Edit everything from the line containing "tick-mark: [495, 284, 502, 289]" down to the line containing "x-tick-label: 80: [488, 480, 505, 497]" so that "legend-box" reads "key-box", changing nothing else. Give back only those lines.

Available records |

****************

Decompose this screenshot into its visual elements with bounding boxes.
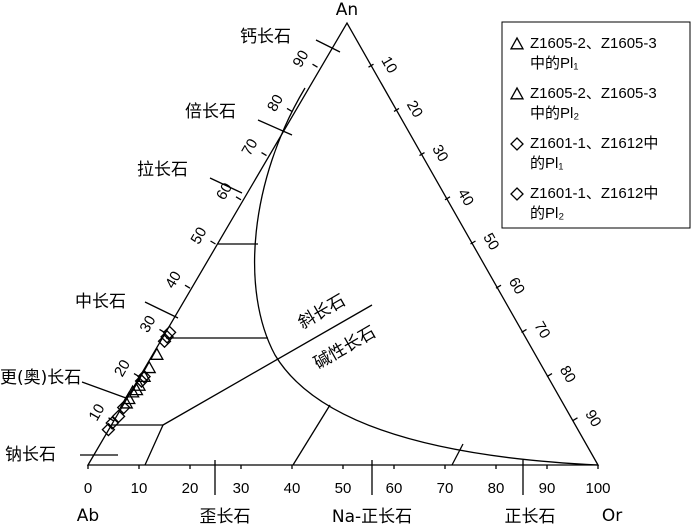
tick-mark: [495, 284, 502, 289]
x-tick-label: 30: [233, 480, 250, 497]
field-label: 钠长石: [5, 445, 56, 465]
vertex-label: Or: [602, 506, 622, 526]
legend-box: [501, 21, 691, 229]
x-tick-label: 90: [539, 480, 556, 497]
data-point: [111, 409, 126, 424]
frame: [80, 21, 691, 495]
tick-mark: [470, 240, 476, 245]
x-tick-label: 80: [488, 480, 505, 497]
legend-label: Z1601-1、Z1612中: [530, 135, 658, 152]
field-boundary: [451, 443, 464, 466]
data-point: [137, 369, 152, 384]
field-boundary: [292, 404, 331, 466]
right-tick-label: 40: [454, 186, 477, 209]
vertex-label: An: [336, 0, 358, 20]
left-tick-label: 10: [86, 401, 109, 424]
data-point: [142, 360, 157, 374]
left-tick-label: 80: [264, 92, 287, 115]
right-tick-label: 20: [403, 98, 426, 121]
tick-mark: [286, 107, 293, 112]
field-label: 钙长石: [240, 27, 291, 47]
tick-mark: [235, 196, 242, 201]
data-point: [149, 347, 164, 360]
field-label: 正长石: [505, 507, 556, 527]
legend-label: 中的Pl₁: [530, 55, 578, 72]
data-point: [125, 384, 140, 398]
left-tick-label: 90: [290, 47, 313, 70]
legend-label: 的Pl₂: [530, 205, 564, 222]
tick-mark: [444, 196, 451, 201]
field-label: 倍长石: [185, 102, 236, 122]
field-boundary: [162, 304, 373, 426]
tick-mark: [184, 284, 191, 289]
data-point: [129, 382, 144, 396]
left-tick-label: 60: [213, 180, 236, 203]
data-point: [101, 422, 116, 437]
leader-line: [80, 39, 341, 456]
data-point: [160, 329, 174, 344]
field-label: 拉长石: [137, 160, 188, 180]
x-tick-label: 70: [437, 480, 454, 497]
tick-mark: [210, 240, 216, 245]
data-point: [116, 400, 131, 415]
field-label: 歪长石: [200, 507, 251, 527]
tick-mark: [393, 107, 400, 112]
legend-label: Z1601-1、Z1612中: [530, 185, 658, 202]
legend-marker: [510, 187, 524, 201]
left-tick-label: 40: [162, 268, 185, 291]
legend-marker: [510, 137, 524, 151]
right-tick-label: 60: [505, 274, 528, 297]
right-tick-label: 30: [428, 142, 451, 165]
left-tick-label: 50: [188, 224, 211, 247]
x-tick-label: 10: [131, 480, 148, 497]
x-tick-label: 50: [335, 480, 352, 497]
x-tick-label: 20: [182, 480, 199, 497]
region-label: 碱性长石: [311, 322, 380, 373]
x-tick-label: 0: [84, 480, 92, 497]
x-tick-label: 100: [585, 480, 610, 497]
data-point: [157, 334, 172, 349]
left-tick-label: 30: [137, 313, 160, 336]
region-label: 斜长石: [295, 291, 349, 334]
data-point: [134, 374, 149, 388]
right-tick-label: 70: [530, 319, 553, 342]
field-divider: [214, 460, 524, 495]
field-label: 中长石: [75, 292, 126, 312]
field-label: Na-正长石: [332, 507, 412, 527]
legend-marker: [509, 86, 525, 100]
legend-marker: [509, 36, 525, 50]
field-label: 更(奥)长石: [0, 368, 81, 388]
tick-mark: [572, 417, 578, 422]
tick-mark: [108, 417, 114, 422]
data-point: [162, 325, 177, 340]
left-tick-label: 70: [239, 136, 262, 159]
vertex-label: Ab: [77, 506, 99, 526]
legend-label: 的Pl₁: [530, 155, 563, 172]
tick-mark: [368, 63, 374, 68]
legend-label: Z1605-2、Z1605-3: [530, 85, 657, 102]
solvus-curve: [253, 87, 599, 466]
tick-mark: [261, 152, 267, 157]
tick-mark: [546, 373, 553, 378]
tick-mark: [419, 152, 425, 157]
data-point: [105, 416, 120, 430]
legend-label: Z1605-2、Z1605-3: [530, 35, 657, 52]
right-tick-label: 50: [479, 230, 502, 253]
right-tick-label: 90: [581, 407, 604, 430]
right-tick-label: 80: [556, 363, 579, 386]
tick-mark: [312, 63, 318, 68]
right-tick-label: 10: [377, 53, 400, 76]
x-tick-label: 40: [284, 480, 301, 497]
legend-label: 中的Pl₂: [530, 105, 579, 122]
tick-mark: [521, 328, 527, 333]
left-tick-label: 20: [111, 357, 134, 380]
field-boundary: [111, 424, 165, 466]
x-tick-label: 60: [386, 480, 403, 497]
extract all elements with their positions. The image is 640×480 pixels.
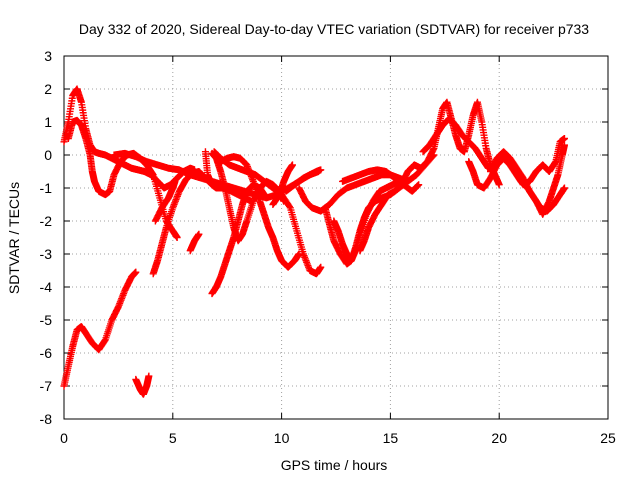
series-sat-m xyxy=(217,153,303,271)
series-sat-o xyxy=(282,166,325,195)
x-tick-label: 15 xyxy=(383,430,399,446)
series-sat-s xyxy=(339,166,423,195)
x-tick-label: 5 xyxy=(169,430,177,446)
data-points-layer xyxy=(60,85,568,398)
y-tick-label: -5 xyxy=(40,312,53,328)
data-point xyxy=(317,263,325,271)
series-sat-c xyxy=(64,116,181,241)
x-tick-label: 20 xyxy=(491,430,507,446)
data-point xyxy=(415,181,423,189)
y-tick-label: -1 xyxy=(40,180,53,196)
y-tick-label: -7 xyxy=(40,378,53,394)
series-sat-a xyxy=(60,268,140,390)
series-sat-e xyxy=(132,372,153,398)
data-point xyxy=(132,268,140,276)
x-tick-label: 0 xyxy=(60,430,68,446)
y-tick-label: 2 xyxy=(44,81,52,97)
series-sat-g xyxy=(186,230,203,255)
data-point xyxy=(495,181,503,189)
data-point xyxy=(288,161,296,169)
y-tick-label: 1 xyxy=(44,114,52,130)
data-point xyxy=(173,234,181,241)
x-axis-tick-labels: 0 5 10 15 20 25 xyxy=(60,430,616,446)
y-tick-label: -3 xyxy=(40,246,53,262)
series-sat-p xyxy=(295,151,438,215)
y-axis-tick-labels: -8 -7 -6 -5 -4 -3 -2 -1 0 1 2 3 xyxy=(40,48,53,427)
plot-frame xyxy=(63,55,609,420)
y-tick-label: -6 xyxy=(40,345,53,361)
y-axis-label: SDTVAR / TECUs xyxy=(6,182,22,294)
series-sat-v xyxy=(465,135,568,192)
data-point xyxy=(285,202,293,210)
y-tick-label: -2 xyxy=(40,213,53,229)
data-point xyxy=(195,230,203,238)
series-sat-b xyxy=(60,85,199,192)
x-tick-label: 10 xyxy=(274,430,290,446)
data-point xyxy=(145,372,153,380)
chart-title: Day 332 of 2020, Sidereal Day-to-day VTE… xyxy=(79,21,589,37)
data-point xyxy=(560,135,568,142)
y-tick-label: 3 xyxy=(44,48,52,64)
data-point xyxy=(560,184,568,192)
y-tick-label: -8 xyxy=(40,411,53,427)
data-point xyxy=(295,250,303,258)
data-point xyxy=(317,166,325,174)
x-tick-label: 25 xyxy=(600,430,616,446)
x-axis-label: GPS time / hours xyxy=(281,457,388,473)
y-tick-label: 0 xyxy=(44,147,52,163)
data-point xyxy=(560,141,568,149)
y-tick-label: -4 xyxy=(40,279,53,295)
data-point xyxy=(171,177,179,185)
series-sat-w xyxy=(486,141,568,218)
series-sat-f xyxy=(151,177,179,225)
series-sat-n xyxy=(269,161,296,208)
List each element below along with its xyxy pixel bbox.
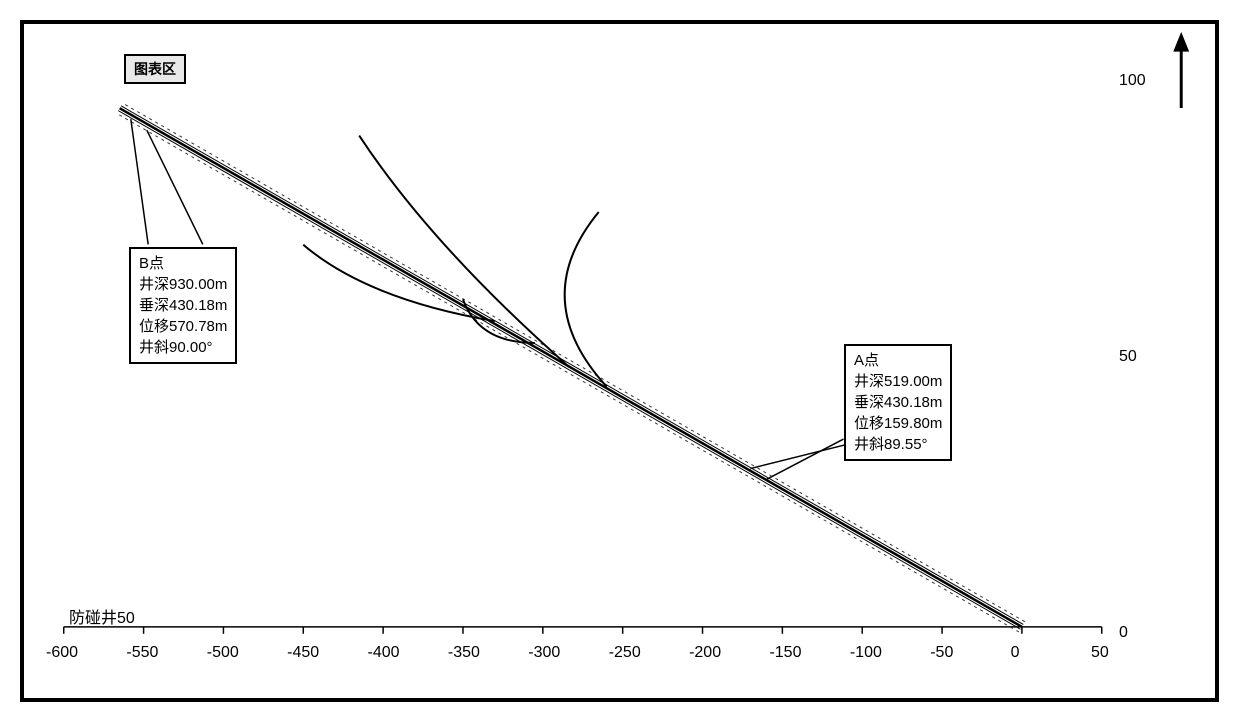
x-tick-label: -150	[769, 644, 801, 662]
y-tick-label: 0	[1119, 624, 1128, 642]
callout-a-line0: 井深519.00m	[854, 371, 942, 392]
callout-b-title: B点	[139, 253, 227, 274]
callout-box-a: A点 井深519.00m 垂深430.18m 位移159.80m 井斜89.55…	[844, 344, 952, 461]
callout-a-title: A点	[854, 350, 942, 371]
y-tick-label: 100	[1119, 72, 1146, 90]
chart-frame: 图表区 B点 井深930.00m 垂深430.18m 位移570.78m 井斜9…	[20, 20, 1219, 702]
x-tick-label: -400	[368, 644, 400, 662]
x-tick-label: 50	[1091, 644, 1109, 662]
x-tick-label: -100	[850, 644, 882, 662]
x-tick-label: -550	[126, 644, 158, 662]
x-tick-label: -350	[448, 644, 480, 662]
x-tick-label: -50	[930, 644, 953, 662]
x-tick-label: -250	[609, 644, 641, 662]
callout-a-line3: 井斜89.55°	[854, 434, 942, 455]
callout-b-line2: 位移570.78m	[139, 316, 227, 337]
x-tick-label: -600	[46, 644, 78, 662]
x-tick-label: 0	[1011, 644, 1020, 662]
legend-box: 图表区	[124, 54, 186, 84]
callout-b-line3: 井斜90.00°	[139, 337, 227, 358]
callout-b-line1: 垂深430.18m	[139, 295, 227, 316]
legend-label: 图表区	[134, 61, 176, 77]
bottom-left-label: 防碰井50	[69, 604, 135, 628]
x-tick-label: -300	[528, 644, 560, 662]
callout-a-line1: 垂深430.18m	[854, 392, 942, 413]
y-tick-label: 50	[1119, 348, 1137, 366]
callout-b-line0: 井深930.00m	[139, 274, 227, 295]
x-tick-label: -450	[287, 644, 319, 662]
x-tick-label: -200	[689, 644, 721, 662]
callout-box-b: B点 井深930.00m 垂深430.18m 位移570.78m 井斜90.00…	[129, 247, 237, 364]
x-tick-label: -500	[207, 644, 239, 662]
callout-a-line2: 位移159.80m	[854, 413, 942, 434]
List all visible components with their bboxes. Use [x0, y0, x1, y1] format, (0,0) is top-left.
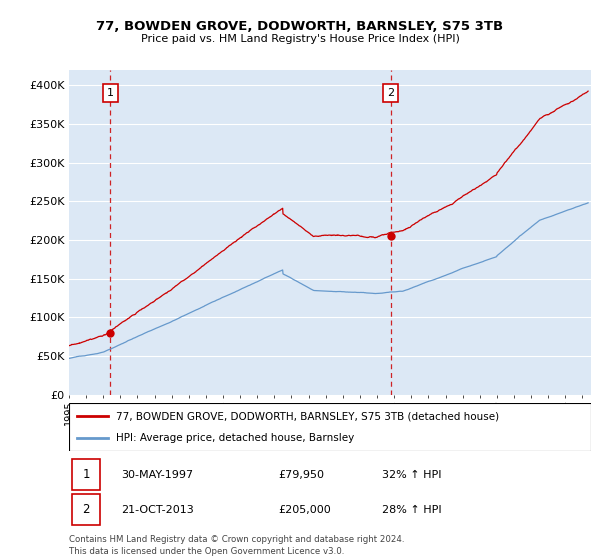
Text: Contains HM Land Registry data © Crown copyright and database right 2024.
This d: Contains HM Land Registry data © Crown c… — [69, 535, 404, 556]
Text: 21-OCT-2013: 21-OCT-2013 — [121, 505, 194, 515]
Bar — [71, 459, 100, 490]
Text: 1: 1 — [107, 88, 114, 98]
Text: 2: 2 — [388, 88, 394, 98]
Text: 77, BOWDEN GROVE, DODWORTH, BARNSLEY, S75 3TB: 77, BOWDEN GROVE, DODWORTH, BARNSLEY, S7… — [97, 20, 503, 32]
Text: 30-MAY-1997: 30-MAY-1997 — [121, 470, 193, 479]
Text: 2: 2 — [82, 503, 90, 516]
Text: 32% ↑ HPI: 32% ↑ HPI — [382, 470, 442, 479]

****************

Result for this exercise |
tick-mark: [495, 284, 502, 289]
x-tick-label: 30: [233, 480, 250, 497]
field-label: 钠长石: [5, 445, 56, 465]
vertex-label: Or: [602, 506, 622, 526]
key-box: [501, 21, 691, 229]
x-tick-label: 90: [539, 480, 556, 497]
data-point: [111, 409, 126, 424]
frame: [80, 21, 691, 495]
tick-mark: [470, 240, 476, 245]
x-tick-label: 80: [488, 480, 505, 497]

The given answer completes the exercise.